WHAT IS NEEDED: For the string "Obatoclax", search the entries below and copy every line where it appears.

EXCERPTED RECORDS:
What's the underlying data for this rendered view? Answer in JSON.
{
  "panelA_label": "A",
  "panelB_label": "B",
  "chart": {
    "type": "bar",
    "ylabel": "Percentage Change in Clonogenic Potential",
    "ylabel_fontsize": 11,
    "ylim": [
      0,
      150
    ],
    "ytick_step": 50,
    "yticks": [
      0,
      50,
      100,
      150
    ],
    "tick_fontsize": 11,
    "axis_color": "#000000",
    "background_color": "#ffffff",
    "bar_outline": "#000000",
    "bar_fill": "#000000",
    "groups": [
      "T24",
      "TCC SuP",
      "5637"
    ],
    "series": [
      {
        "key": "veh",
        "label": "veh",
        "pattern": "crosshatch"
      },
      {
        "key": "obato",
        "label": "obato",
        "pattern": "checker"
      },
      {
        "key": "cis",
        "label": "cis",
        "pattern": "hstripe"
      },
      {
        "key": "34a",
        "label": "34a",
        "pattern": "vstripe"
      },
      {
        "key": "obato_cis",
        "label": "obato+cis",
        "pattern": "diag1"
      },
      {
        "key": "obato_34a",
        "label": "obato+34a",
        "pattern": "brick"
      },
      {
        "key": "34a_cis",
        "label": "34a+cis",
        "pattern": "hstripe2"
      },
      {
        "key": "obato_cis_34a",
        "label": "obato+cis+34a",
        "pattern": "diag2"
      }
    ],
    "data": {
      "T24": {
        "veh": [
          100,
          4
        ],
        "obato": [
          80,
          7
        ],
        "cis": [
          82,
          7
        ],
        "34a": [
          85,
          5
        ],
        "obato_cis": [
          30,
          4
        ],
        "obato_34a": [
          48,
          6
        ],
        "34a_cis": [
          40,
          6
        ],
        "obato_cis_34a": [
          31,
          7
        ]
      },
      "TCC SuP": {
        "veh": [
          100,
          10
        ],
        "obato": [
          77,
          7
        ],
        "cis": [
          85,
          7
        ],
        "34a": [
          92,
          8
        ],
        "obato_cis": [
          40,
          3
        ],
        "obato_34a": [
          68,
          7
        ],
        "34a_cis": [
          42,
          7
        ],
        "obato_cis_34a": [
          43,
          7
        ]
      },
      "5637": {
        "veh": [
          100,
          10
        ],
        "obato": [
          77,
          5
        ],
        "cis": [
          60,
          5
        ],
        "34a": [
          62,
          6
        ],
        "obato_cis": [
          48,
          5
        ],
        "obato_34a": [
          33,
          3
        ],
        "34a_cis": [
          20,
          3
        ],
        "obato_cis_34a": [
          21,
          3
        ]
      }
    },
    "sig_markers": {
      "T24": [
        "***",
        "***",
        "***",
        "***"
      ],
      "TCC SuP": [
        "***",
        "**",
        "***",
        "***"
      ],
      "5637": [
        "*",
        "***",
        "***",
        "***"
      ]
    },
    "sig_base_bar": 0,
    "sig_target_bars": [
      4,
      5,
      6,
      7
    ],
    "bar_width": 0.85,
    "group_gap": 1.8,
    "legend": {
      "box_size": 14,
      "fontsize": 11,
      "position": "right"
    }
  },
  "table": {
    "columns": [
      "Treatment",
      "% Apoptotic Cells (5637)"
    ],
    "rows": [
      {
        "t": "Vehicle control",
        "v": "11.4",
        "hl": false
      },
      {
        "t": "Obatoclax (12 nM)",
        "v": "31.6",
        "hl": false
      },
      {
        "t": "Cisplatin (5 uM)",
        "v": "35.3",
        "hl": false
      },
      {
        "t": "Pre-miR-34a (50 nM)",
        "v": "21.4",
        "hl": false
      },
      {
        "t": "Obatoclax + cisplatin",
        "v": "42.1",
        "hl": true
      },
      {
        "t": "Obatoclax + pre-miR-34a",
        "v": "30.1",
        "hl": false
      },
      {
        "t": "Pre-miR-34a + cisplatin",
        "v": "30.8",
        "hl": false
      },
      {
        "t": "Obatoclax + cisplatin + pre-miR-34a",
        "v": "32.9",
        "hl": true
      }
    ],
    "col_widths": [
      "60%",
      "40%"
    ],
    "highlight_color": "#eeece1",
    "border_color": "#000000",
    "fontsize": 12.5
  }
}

COMPLETED EXERCISE:
        "t": "Obatoclax (12 nM)",
        "t": "Obatoclax + cisplatin",
        "t": "Obatoclax + pre-miR-34a",
        "t": "Obatoclax + cisplatin + pre-miR-34a",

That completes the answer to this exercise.